● **ФРАГМЕНТ ИСТОЧНИКА**:
----------------

Вместе с тем самым большим своим достижением кабинет Андраши считал завершение процесса административного объединения всех частей страны, и прежде всего Трансильвании, а также Военной границы. Но сопротивление сербского населения замедлило дело включения территории Военной границы я комитатскую систему. Оно было завершено лишь в 1876 г.

Важным шагом на пути внутренней консолидации дуалистической Венгрии явилось заключение венгерско-хорватского соглашения («Нагодбы»), осуществленное Андраши с большим трудом и отнюдь не демократическими средствами вплоть до политического давления и шантажа. Все же хорваты, не самая многочисленная народность из угнетенных народов королевства, обрели хотя и ограниченную, но автономию, чего не удостоились пи румыны, гораздо более многочисленные, ни немцы, ни остальные славяне. Лишь после этого правительство внесло в палату законопроект (1868 г.), названный его авторами Деаком и Етвёшем «законом о равноправии национальностей». Идейно-политическая суть его выражена знаменитой фразой преамбулы, которая гласит: «Поскольку все граждане Венгрии, согласно основным принципам конституции, в политическом отношении составляют одну единую и неделимую мадьярскую нацию, ее равноправными членами являются все граждане отечества, к какой бы национальности они ни принадлежали».

----------------

● **ПЕРЕЧЕНЬ ДАННЫХ**:
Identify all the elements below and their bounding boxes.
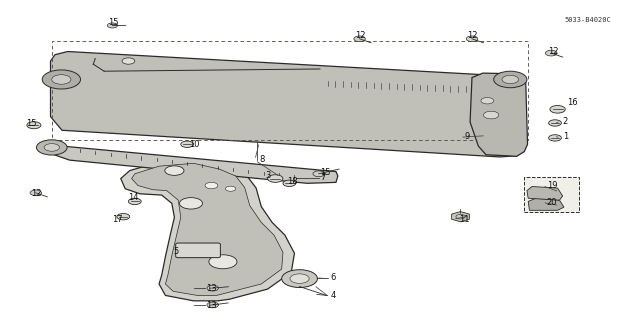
Circle shape [108, 23, 118, 28]
FancyBboxPatch shape [175, 243, 220, 258]
Circle shape [179, 197, 202, 209]
Text: 8: 8 [259, 155, 265, 164]
Circle shape [548, 135, 561, 141]
Text: 15: 15 [26, 119, 36, 129]
Polygon shape [51, 51, 523, 157]
Text: 5033-B4020C: 5033-B4020C [565, 18, 612, 23]
Circle shape [44, 144, 60, 151]
Text: 18: 18 [287, 177, 298, 186]
Polygon shape [528, 198, 564, 210]
Circle shape [129, 198, 141, 204]
Polygon shape [42, 144, 338, 183]
Text: 12: 12 [467, 31, 477, 40]
Circle shape [283, 180, 296, 187]
Polygon shape [527, 187, 563, 200]
Text: 15: 15 [320, 168, 330, 177]
Circle shape [165, 166, 184, 175]
Text: 12: 12 [548, 47, 559, 56]
Text: 9: 9 [465, 132, 470, 141]
Text: 13: 13 [206, 301, 217, 310]
Text: 11: 11 [460, 215, 470, 224]
Text: 4: 4 [330, 291, 335, 300]
Circle shape [36, 140, 67, 155]
Circle shape [548, 120, 561, 126]
Text: 15: 15 [108, 19, 118, 27]
Circle shape [483, 111, 499, 119]
Circle shape [354, 36, 365, 42]
Circle shape [207, 302, 218, 308]
Circle shape [27, 122, 41, 129]
Circle shape [545, 50, 557, 56]
Circle shape [207, 285, 218, 291]
Circle shape [117, 213, 130, 220]
Text: 6: 6 [330, 273, 335, 282]
Polygon shape [470, 73, 527, 156]
Text: 1: 1 [563, 132, 568, 141]
Text: 5: 5 [173, 247, 179, 256]
Circle shape [225, 186, 236, 191]
Text: 19: 19 [547, 181, 557, 190]
Text: 13: 13 [206, 284, 217, 293]
Text: 10: 10 [189, 140, 200, 149]
Text: 14: 14 [129, 193, 139, 202]
Circle shape [209, 255, 237, 269]
Bar [524, 177, 579, 212]
Circle shape [502, 75, 518, 84]
Circle shape [290, 274, 309, 283]
Text: 12: 12 [355, 31, 365, 40]
Circle shape [180, 141, 193, 147]
Text: 16: 16 [567, 98, 578, 107]
Polygon shape [121, 160, 294, 301]
Polygon shape [132, 163, 283, 295]
Text: 7: 7 [320, 174, 325, 182]
Circle shape [122, 58, 135, 64]
Circle shape [30, 190, 42, 196]
Circle shape [282, 270, 317, 287]
Text: 2: 2 [563, 117, 568, 126]
Circle shape [550, 106, 565, 113]
Text: 20: 20 [547, 198, 557, 207]
Polygon shape [452, 211, 469, 222]
Circle shape [52, 75, 71, 84]
Circle shape [42, 70, 81, 89]
Circle shape [205, 182, 218, 189]
Circle shape [313, 171, 324, 177]
Text: 17: 17 [113, 215, 123, 224]
Bar [52, 41, 527, 140]
Text: 3: 3 [266, 171, 271, 180]
Circle shape [268, 175, 283, 182]
Circle shape [481, 98, 493, 104]
Circle shape [467, 36, 477, 42]
Text: 12: 12 [31, 189, 42, 198]
Circle shape [493, 71, 527, 88]
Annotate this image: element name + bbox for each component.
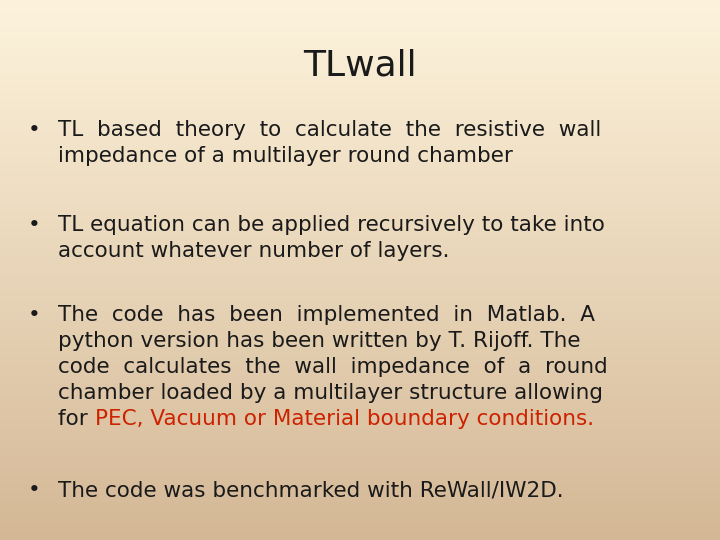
Text: TLwall: TLwall: [303, 48, 417, 82]
Text: TL equation can be applied recursively to take into: TL equation can be applied recursively t…: [58, 215, 605, 235]
Text: •: •: [28, 480, 41, 500]
Text: The  code  has  been  implemented  in  Matlab.  A: The code has been implemented in Matlab.…: [58, 305, 595, 325]
Text: account whatever number of layers.: account whatever number of layers.: [58, 241, 449, 261]
Text: python version has been written by T. Rijoff. The: python version has been written by T. Ri…: [58, 331, 580, 351]
Text: •: •: [28, 120, 41, 140]
Text: for: for: [58, 409, 94, 429]
Text: The code was benchmarked with ReWall/IW2D.: The code was benchmarked with ReWall/IW2…: [58, 480, 564, 500]
Text: TL  based  theory  to  calculate  the  resistive  wall: TL based theory to calculate the resisti…: [58, 120, 601, 140]
Text: •: •: [28, 215, 41, 235]
Text: code  calculates  the  wall  impedance  of  a  round: code calculates the wall impedance of a …: [58, 357, 608, 377]
Text: •: •: [28, 305, 41, 325]
Text: impedance of a multilayer round chamber: impedance of a multilayer round chamber: [58, 146, 513, 166]
Text: PEC, Vacuum or Material boundary conditions.: PEC, Vacuum or Material boundary conditi…: [94, 409, 594, 429]
Text: chamber loaded by a multilayer structure allowing: chamber loaded by a multilayer structure…: [58, 383, 603, 403]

----------------

Продублируйте отрывок о кабинете Андраши целиком, не меняя в нем ни слова. Опирайтесь только на отрывок.

Вместе с тем самым большим своим достижением кабинет Андраши считал завершение процесса административного объединения всех частей страны, и прежде всего Трансильвании, а также Военной границы. Но сопротивление сербского населения замедлило дело включения территории Военной границы я комитатскую систему. Оно было завершено лишь в 1876 г.

Важным шагом на пути внутренней консолидации дуалистической Венгрии явилось заключение венгерско-хорватского соглашения («Нагодбы»), осуществленное Андраши с большим трудом и отнюдь не демократическими средствами вплоть до политического давления и шантажа. Все же хорваты, не самая многочисленная народность из угнетенных народов королевства, обрели хотя и ограниченную, но автономию, чего не удостоились пи румыны, гораздо более многочисленные, ни немцы, ни остальные славяне. Лишь после этого правительство внесло в палату законопроект (1868 г.), названный его авторами Деаком и Етвёшем «законом о равноправии национальностей». Идейно-политическая суть его выражена знаменитой фразой преамбулы, которая гласит: «Поскольку все граждане Венгрии, согласно основным принципам конституции, в политическом отношении составляют одну единую и неделимую мадьярскую нацию, ее равноправными членами являются все граждане отечества, к какой бы национальности они ни принадлежали».